Collect each line of the records containing the string "Crystal".

━━━ Records for the task ━━━

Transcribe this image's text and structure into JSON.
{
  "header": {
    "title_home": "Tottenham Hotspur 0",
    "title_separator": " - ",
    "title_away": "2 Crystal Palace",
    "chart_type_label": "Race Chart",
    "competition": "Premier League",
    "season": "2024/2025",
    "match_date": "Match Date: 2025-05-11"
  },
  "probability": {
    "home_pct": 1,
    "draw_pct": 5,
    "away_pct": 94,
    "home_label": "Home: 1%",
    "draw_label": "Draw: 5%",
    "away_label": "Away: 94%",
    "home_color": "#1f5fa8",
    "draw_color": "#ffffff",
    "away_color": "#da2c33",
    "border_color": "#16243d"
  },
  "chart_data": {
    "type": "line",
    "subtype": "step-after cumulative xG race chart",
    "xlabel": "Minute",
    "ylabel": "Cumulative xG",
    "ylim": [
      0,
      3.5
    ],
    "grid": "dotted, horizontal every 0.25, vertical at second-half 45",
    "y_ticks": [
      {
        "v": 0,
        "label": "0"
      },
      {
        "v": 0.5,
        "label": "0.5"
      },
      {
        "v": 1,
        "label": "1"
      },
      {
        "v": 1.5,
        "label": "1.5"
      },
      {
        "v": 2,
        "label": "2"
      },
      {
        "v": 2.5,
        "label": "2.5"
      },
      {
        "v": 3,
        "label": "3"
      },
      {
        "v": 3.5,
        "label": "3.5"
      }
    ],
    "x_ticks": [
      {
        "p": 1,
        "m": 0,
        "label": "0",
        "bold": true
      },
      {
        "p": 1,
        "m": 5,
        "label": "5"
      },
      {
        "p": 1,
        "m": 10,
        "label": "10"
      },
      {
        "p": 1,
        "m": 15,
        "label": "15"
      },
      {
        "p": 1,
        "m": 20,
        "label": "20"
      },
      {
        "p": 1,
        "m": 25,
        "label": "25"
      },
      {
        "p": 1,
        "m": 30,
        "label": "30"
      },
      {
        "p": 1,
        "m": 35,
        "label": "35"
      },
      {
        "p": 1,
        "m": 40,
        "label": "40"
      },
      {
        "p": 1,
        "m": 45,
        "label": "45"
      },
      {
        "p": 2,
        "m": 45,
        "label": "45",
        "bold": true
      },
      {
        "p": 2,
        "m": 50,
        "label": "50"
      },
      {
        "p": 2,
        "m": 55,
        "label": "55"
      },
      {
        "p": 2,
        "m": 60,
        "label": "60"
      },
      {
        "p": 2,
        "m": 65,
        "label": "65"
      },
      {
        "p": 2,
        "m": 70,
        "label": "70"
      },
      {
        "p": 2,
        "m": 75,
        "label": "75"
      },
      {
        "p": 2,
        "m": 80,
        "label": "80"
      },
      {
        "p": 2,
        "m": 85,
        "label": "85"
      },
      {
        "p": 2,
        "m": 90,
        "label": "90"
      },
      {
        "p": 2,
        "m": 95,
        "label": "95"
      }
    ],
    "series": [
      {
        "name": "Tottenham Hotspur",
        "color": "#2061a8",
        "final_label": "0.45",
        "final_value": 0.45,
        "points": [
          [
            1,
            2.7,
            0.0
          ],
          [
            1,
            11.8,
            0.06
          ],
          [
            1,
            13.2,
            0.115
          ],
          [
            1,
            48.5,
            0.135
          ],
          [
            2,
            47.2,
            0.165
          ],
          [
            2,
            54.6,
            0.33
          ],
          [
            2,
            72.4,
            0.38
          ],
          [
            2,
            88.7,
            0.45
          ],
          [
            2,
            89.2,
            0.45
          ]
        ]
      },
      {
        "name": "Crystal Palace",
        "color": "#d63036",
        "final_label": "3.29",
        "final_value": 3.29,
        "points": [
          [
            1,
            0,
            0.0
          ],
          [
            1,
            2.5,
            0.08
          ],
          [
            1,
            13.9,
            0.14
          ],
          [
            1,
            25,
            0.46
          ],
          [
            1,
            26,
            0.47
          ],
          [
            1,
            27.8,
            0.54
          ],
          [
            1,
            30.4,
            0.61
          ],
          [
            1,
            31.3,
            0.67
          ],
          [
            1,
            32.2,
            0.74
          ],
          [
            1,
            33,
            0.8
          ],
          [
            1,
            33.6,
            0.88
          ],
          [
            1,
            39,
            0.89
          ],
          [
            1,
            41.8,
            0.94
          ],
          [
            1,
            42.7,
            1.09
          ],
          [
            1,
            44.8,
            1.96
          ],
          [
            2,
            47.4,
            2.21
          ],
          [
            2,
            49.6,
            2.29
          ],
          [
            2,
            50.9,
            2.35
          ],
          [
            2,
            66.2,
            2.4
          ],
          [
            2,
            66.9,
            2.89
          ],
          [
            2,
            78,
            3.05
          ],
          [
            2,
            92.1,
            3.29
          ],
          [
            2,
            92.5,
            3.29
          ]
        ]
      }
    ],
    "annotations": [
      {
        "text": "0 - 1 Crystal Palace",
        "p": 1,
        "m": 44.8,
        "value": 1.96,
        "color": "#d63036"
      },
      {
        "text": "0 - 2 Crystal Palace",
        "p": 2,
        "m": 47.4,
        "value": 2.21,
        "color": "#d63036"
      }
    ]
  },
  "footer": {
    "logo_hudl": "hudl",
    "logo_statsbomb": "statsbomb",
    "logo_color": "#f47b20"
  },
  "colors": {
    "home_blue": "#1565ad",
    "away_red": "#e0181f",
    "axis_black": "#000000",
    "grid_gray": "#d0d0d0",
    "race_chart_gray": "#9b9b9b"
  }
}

━━━

■ Full answer
    "title_away": "2 Crystal Palace",
        "name": "Crystal Palace",
        "text": "0 - 1 Crystal Palace",
        "text": "0 - 2 Crystal Palace",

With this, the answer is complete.